**Raw data**
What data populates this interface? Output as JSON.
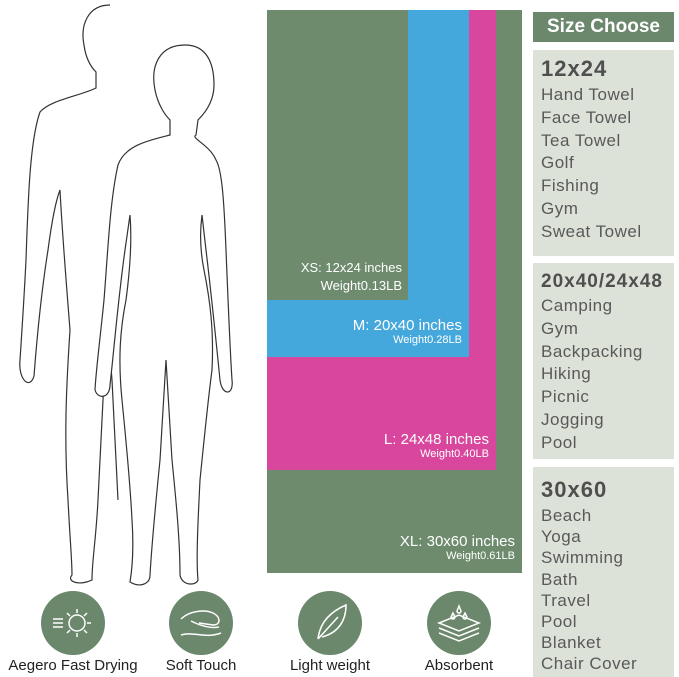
{
  "sizes": [
    {
      "label": "XS: 12x24 inches",
      "weight": "Weight0.13LB",
      "color": "#6e8b6e"
    },
    {
      "label": "M: 20x40 inches",
      "weight": "Weight0.28LB",
      "color": "#45a8dc"
    },
    {
      "label": "L: 24x48 inches",
      "weight": "Weight0.40LB",
      "color": "#d9469d"
    },
    {
      "label": "XL: 30x60 inches",
      "weight": "Weight0.61LB",
      "color": "#6e8b6e"
    }
  ],
  "size_choose": {
    "title": "Size Choose",
    "groups": [
      {
        "heading": "12x24",
        "items": [
          "Hand Towel",
          "Face Towel",
          "Tea Towel",
          "Golf",
          "Fishing",
          "Gym",
          "Sweat Towel"
        ]
      },
      {
        "heading": "20x40/24x48",
        "items": [
          "Camping",
          "Gym",
          "Backpacking",
          "Hiking",
          "Picnic",
          "Jogging",
          "Pool"
        ]
      },
      {
        "heading": "30x60",
        "items": [
          "Beach",
          "Yoga",
          "Swimming",
          "Bath",
          "Travel",
          "Pool",
          "Blanket",
          "Chair Cover"
        ]
      }
    ]
  },
  "features": [
    {
      "label": "Aegero Fast Drying",
      "icon": "sun-wind-icon"
    },
    {
      "label": "Soft Touch",
      "icon": "hand-icon"
    },
    {
      "label": "Light weight",
      "icon": "feather-icon"
    },
    {
      "label": "Absorbent",
      "icon": "layers-drops-icon"
    }
  ]
}
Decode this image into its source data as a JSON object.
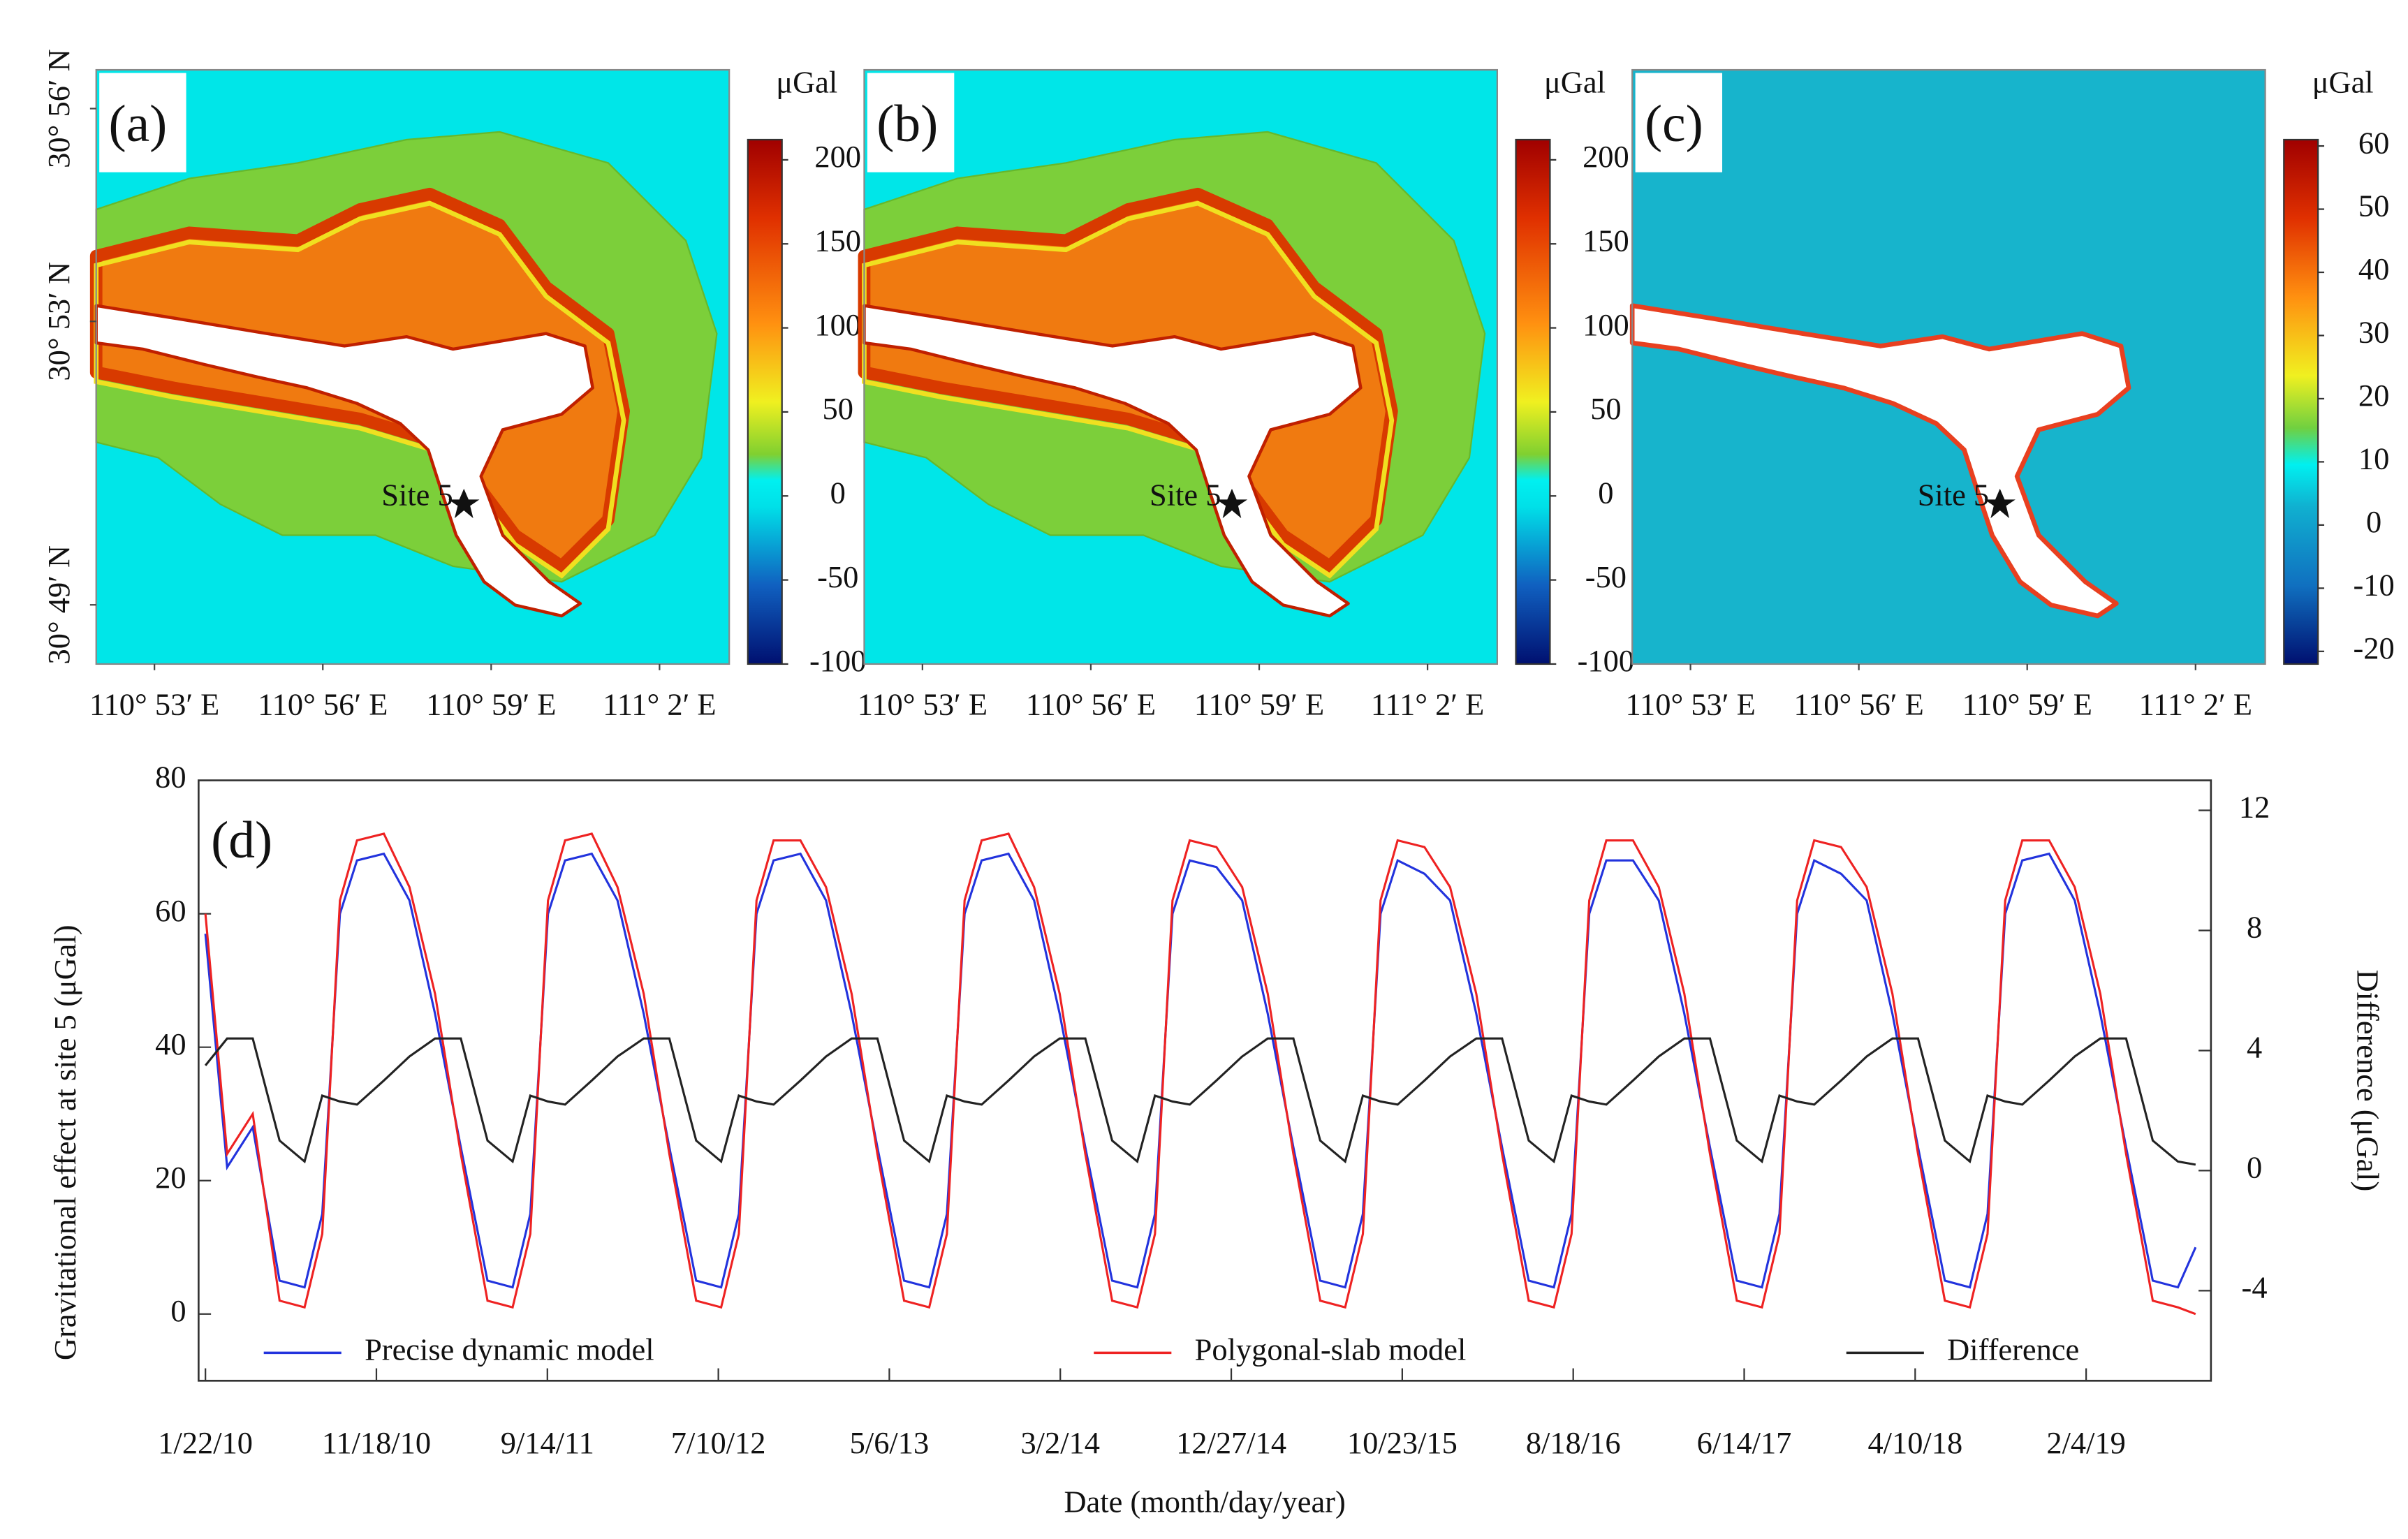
{
  "chart_data": [
    {
      "type": "map",
      "label": "(a)",
      "unit": "μGal",
      "site": "Site 5",
      "clim": [
        -100,
        212
      ],
      "cticks": [
        200,
        150,
        100,
        50,
        0,
        -50,
        -100
      ],
      "xlim": [
        110.866,
        111.054
      ],
      "xticks": [
        {
          "value": 110.8833,
          "label": "110° 53′ E"
        },
        {
          "value": 110.9333,
          "label": "110° 56′ E"
        },
        {
          "value": 110.9833,
          "label": "110° 59′ E"
        },
        {
          "value": 111.0333,
          "label": "111° 2′ E"
        }
      ],
      "ylim": [
        30.8028,
        30.9424
      ],
      "yticks": [
        {
          "value": 30.9333,
          "label": "30° 56′ N"
        },
        {
          "value": 30.8833,
          "label": "30° 53′ N"
        },
        {
          "value": 30.8167,
          "label": "30° 49′ N"
        }
      ]
    },
    {
      "type": "map",
      "label": "(b)",
      "unit": "μGal",
      "site": "Site 5",
      "clim": [
        -100,
        212
      ],
      "cticks": [
        200,
        150,
        100,
        50,
        0,
        -50,
        -100
      ],
      "xlim": [
        110.866,
        111.054
      ],
      "xticks": [
        {
          "value": 110.8833,
          "label": "110° 53′ E"
        },
        {
          "value": 110.9333,
          "label": "110° 56′ E"
        },
        {
          "value": 110.9833,
          "label": "110° 59′ E"
        },
        {
          "value": 111.0333,
          "label": "111° 2′ E"
        }
      ]
    },
    {
      "type": "map",
      "label": "(c)",
      "unit": "μGal",
      "site": "Site 5",
      "clim": [
        -22,
        61
      ],
      "cticks": [
        60,
        50,
        40,
        30,
        20,
        10,
        0,
        -10,
        -20
      ],
      "xlim": [
        110.866,
        111.054
      ],
      "xticks": [
        {
          "value": 110.8833,
          "label": "110° 53′ E"
        },
        {
          "value": 110.9333,
          "label": "110° 56′ E"
        },
        {
          "value": 110.9833,
          "label": "110° 59′ E"
        },
        {
          "value": 111.0333,
          "label": "111° 2′ E"
        }
      ]
    },
    {
      "type": "line",
      "label": "(d)",
      "ylabel": "Gravitational effect at site 5 (μGal)",
      "y2label": "Difference (μGal)",
      "xlabel": "Date (month/day/year)",
      "xlim": [
        "2010-01-10",
        "2019-09-11"
      ],
      "xticks": [
        {
          "value": "2010-01-22",
          "label": "1/22/10"
        },
        {
          "value": "2010-11-18",
          "label": "11/18/10"
        },
        {
          "value": "2011-09-14",
          "label": "9/14/11"
        },
        {
          "value": "2012-07-10",
          "label": "7/10/12"
        },
        {
          "value": "2013-05-06",
          "label": "5/6/13"
        },
        {
          "value": "2014-03-02",
          "label": "3/2/14"
        },
        {
          "value": "2014-12-27",
          "label": "12/27/14"
        },
        {
          "value": "2015-10-23",
          "label": "10/23/15"
        },
        {
          "value": "2016-08-18",
          "label": "8/18/16"
        },
        {
          "value": "2017-06-14",
          "label": "6/14/17"
        },
        {
          "value": "2018-04-10",
          "label": "4/10/18"
        },
        {
          "value": "2019-02-04",
          "label": "2/4/19"
        }
      ],
      "ylim": [
        -10,
        80
      ],
      "yticks": [
        0,
        20,
        40,
        60,
        80
      ],
      "y2lim": [
        -7,
        13
      ],
      "y2ticks": [
        -4,
        0,
        4,
        8,
        12
      ],
      "legend": "bottom",
      "x": [
        "2010-01-22",
        "2010-03-01",
        "2010-04-15",
        "2010-06-01",
        "2010-07-15",
        "2010-08-15",
        "2010-09-15",
        "2010-10-15",
        "2010-12-01",
        "2011-01-15",
        "2011-03-01",
        "2011-04-15",
        "2011-06-01",
        "2011-07-15",
        "2011-08-15",
        "2011-09-15",
        "2011-10-15",
        "2011-12-01",
        "2012-01-15",
        "2012-03-01",
        "2012-04-15",
        "2012-06-01",
        "2012-07-15",
        "2012-08-15",
        "2012-09-15",
        "2012-10-15",
        "2012-12-01",
        "2013-01-15",
        "2013-03-01",
        "2013-04-15",
        "2013-06-01",
        "2013-07-15",
        "2013-08-15",
        "2013-09-15",
        "2013-10-15",
        "2013-12-01",
        "2014-01-15",
        "2014-03-01",
        "2014-04-15",
        "2014-06-01",
        "2014-07-15",
        "2014-08-15",
        "2014-09-15",
        "2014-10-15",
        "2014-12-01",
        "2015-01-15",
        "2015-03-01",
        "2015-04-15",
        "2015-06-01",
        "2015-07-15",
        "2015-08-15",
        "2015-09-15",
        "2015-10-15",
        "2015-12-01",
        "2016-01-15",
        "2016-03-01",
        "2016-04-15",
        "2016-06-01",
        "2016-07-15",
        "2016-08-15",
        "2016-09-15",
        "2016-10-15",
        "2016-12-01",
        "2017-01-15",
        "2017-03-01",
        "2017-04-15",
        "2017-06-01",
        "2017-07-15",
        "2017-08-15",
        "2017-09-15",
        "2017-10-15",
        "2017-12-01",
        "2018-01-15",
        "2018-03-01",
        "2018-04-15",
        "2018-06-01",
        "2018-07-15",
        "2018-08-15",
        "2018-09-15",
        "2018-10-15",
        "2018-12-01",
        "2019-01-15",
        "2019-03-01",
        "2019-04-15",
        "2019-06-01",
        "2019-07-15",
        "2019-08-15"
      ],
      "series": [
        {
          "name": "Precise dynamic model",
          "color": "#2233dd",
          "values": [
            57,
            22,
            28,
            5,
            4,
            15,
            60,
            68,
            69,
            62,
            45,
            25,
            5,
            4,
            15,
            60,
            68,
            69,
            62,
            45,
            25,
            5,
            4,
            15,
            60,
            68,
            69,
            62,
            45,
            25,
            5,
            4,
            15,
            60,
            68,
            69,
            62,
            45,
            25,
            5,
            4,
            15,
            60,
            68,
            67,
            62,
            45,
            25,
            5,
            4,
            15,
            60,
            68,
            66,
            62,
            45,
            25,
            5,
            4,
            15,
            60,
            68,
            68,
            62,
            45,
            25,
            5,
            4,
            15,
            60,
            68,
            66,
            62,
            45,
            25,
            5,
            4,
            15,
            60,
            68,
            69,
            62,
            45,
            25,
            5,
            4,
            10
          ]
        },
        {
          "name": "Polygonal-slab model",
          "color": "#ee2222",
          "values": [
            60,
            24,
            30,
            2,
            1,
            12,
            62,
            71,
            72,
            64,
            48,
            24,
            2,
            1,
            12,
            62,
            71,
            72,
            64,
            48,
            24,
            2,
            1,
            12,
            62,
            71,
            71,
            64,
            48,
            24,
            2,
            1,
            12,
            62,
            71,
            72,
            64,
            48,
            24,
            2,
            1,
            12,
            62,
            71,
            70,
            64,
            48,
            24,
            2,
            1,
            12,
            62,
            71,
            70,
            64,
            48,
            24,
            2,
            1,
            12,
            62,
            71,
            71,
            64,
            48,
            24,
            2,
            1,
            12,
            62,
            71,
            70,
            64,
            48,
            24,
            2,
            1,
            12,
            62,
            71,
            71,
            64,
            48,
            24,
            2,
            1,
            0
          ]
        },
        {
          "name": "Difference",
          "color": "#222222",
          "axis": "y2",
          "values": [
            3.5,
            4.4,
            4.4,
            1.0,
            0.3,
            2.5,
            2.3,
            2.2,
            3.0,
            3.8,
            4.4,
            4.4,
            1.0,
            0.3,
            2.5,
            2.3,
            2.2,
            3.0,
            3.8,
            4.4,
            4.4,
            1.0,
            0.3,
            2.5,
            2.3,
            2.2,
            3.0,
            3.8,
            4.4,
            4.4,
            1.0,
            0.3,
            2.5,
            2.3,
            2.2,
            3.0,
            3.8,
            4.4,
            4.4,
            1.0,
            0.3,
            2.5,
            2.3,
            2.2,
            3.0,
            3.8,
            4.4,
            4.4,
            1.0,
            0.3,
            2.5,
            2.3,
            2.2,
            3.0,
            3.8,
            4.4,
            4.4,
            1.0,
            0.3,
            2.5,
            2.3,
            2.2,
            3.0,
            3.8,
            4.4,
            4.4,
            1.0,
            0.3,
            2.5,
            2.3,
            2.2,
            3.0,
            3.8,
            4.4,
            4.4,
            1.0,
            0.3,
            2.5,
            2.3,
            2.2,
            3.0,
            3.8,
            4.4,
            4.4,
            1.0,
            0.3,
            0.2
          ]
        }
      ]
    }
  ]
}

**Exercise details**
Search the preceding listing for the word "weight" and pull out every line that holds it.

**Answer below**
      "weight": "Weight0.13LB",
      "weight": "Weight0.28LB",
      "weight": "Weight0.40LB",
      "weight": "Weight0.61LB",
      "label": "Light weight",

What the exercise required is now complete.